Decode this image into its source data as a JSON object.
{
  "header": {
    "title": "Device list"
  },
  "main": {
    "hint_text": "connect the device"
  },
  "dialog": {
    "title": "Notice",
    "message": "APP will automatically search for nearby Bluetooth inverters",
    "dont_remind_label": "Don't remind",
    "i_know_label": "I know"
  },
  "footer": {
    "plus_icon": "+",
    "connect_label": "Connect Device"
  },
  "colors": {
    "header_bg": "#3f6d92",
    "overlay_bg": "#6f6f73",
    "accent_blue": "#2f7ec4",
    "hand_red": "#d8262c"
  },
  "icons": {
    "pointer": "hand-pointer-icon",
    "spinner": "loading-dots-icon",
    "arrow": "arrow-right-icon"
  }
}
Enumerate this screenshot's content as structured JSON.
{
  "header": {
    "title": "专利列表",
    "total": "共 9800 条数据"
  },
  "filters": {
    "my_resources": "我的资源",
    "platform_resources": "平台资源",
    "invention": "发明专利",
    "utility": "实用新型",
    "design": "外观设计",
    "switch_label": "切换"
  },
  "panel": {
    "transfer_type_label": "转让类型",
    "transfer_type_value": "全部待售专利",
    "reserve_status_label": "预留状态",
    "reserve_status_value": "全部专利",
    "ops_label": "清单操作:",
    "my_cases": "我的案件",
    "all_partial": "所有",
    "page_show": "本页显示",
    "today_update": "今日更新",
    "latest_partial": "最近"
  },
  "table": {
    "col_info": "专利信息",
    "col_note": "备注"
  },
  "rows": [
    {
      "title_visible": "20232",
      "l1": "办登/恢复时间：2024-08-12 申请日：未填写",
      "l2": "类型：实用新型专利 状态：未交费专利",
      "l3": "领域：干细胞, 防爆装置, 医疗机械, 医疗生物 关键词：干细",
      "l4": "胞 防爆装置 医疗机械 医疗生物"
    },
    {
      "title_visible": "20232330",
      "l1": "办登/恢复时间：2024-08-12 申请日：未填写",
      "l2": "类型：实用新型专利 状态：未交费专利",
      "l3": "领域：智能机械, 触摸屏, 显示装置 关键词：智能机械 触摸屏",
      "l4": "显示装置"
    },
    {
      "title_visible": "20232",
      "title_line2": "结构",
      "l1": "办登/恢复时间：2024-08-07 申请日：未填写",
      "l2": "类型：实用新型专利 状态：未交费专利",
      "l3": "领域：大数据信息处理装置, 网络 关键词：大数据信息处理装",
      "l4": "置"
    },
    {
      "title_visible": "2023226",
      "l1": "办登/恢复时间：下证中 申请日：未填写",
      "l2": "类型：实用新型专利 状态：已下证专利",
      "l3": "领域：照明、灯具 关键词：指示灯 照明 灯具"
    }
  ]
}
# # #
Request
Identify and copy lines that hold the string "JSON".

Result of this exercise
Decode this image into its source data as a JSON object.
Enumerate this screenshot's content as structured JSON.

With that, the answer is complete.